TASK: Below is a set of records. Repeat all of them exactly.

WORKING DATA:
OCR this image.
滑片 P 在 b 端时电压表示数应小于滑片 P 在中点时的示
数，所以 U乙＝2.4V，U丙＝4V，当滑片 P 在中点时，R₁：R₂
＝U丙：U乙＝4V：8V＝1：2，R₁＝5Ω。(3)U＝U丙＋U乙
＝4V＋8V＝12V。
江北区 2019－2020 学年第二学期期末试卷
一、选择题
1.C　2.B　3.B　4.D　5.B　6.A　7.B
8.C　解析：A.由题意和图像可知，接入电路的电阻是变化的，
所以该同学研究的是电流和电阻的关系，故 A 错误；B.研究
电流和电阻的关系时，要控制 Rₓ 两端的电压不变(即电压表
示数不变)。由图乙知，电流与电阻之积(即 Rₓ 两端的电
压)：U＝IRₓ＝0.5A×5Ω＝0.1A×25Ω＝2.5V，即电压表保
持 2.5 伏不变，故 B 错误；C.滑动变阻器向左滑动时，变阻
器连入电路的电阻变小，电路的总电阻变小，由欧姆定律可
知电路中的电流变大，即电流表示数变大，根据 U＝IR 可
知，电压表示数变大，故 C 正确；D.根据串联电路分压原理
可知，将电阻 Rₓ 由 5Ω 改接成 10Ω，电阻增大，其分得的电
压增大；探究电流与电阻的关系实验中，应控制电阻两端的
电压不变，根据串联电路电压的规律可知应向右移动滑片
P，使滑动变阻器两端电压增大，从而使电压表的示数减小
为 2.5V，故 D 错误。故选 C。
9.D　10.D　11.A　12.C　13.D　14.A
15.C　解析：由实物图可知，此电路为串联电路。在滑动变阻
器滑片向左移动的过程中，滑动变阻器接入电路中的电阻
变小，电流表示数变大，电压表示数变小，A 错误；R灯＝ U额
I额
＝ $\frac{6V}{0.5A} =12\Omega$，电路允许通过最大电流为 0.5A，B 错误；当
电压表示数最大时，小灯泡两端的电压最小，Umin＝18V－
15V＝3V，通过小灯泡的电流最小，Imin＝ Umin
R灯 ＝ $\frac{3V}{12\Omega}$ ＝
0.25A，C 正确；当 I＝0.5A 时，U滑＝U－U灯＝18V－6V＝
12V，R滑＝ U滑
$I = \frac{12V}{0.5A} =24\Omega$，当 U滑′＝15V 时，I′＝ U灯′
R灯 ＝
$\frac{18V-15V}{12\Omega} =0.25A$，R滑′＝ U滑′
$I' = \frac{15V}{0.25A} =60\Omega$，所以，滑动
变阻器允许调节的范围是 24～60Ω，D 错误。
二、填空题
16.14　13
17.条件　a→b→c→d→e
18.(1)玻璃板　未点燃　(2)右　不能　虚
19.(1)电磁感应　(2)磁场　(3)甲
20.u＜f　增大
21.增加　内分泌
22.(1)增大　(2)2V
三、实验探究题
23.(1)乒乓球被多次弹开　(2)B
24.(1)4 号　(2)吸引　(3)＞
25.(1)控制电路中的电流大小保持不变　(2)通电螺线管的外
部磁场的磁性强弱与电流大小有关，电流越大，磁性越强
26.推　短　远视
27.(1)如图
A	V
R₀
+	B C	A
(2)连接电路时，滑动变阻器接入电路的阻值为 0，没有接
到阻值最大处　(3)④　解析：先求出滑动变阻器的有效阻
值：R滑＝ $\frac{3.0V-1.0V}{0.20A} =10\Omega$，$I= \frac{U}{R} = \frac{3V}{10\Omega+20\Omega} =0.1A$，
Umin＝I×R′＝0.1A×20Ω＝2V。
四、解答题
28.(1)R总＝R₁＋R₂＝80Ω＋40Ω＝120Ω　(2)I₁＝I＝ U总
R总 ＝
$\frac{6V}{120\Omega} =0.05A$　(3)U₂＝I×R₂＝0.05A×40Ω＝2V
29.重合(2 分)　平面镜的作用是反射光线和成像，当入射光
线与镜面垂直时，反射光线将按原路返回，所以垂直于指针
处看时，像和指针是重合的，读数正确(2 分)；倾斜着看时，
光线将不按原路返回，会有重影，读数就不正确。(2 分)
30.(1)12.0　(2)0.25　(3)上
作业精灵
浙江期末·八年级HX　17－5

TASK SOLUTION:
OCR this image.
滑片 P 在 b 端时电压表示数应小于滑片 P 在中点时的示
数，所以 U乙＝2.4V，U丙＝4V，当滑片 P 在中点时，R₁：R₂
＝U丙：U乙＝4V：8V＝1：2，R₁＝5Ω。(3)U＝U丙＋U乙
＝4V＋8V＝12V。
江北区 2019－2020 学年第二学期期末试卷
一、选择题
1.C　2.B　3.B　4.D　5.B　6.A　7.B
8.C　解析：A.由题意和图像可知，接入电路的电阻是变化的，
所以该同学研究的是电流和电阻的关系，故 A 错误；B.研究
电流和电阻的关系时，要控制 Rₓ 两端的电压不变(即电压表
示数不变)。由图乙知，电流与电阻之积(即 Rₓ 两端的电
压)：U＝IRₓ＝0.5A×5Ω＝0.1A×25Ω＝2.5V，即电压表保
持 2.5 伏不变，故 B 错误；C.滑动变阻器向左滑动时，变阻
器连入电路的电阻变小，电路的总电阻变小，由欧姆定律可
知电路中的电流变大，即电流表示数变大，根据 U＝IR 可
知，电压表示数变大，故 C 正确；D.根据串联电路分压原理
可知，将电阻 Rₓ 由 5Ω 改接成 10Ω，电阻增大，其分得的电
压增大；探究电流与电阻的关系实验中，应控制电阻两端的
电压不变，根据串联电路电压的规律可知应向右移动滑片
P，使滑动变阻器两端电压增大，从而使电压表的示数减小
为 2.5V，故 D 错误。故选 C。
9.D　10.D　11.A　12.C　13.D　14.A
15.C　解析：由实物图可知，此电路为串联电路。在滑动变阻
器滑片向左移动的过程中，滑动变阻器接入电路中的电阻
变小，电流表示数变大，电压表示数变小，A 错误；R灯＝ U额
I额
＝ $\frac{6V}{0.5A} =12\Omega$，电路允许通过最大电流为 0.5A，B 错误；当
电压表示数最大时，小灯泡两端的电压最小，Umin＝18V－
15V＝3V，通过小灯泡的电流最小，Imin＝ Umin
R灯 ＝ $\frac{3V}{12\Omega}$ ＝
0.25A，C 正确；当 I＝0.5A 时，U滑＝U－U灯＝18V－6V＝
12V，R滑＝ U滑
$I = \frac{12V}{0.5A} =24\Omega$，当 U滑′＝15V 时，I′＝ U灯′
R灯 ＝
$\frac{18V-15V}{12\Omega} =0.25A$，R滑′＝ U滑′
$I' = \frac{15V}{0.25A} =60\Omega$，所以，滑动
变阻器允许调节的范围是 24～60Ω，D 错误。
二、填空题
16.14　13
17.条件　a→b→c→d→e
18.(1)玻璃板　未点燃　(2)右　不能　虚
19.(1)电磁感应　(2)磁场　(3)甲
20.u＜f　增大
21.增加　内分泌
22.(1)增大　(2)2V
三、实验探究题
23.(1)乒乓球被多次弹开　(2)B
24.(1)4 号　(2)吸引　(3)＞
25.(1)控制电路中的电流大小保持不变　(2)通电螺线管的外
部磁场的磁性强弱与电流大小有关，电流越大，磁性越强
26.推　短　远视
27.(1)如图
A	V
R₀
+	B C	A
(2)连接电路时，滑动变阻器接入电路的阻值为 0，没有接
到阻值最大处　(3)④　解析：先求出滑动变阻器的有效阻
值：R滑＝ $\frac{3.0V-1.0V}{0.20A} =10\Omega$，$I= \frac{U}{R} = \frac{3V}{10\Omega+20\Omega} =0.1A$，
Umin＝I×R′＝0.1A×20Ω＝2V。
四、解答题
28.(1)R总＝R₁＋R₂＝80Ω＋40Ω＝120Ω　(2)I₁＝I＝ U总
R总 ＝
$\frac{6V}{120\Omega} =0.05A$　(3)U₂＝I×R₂＝0.05A×40Ω＝2V
29.重合(2 分)　平面镜的作用是反射光线和成像，当入射光
线与镜面垂直时，反射光线将按原路返回，所以垂直于指针
处看时，像和指针是重合的，读数正确(2 分)；倾斜着看时，
光线将不按原路返回，会有重影，读数就不正确。(2 分)
30.(1)12.0　(2)0.25　(3)上
作业精灵
浙江期末·八年级HX　17－5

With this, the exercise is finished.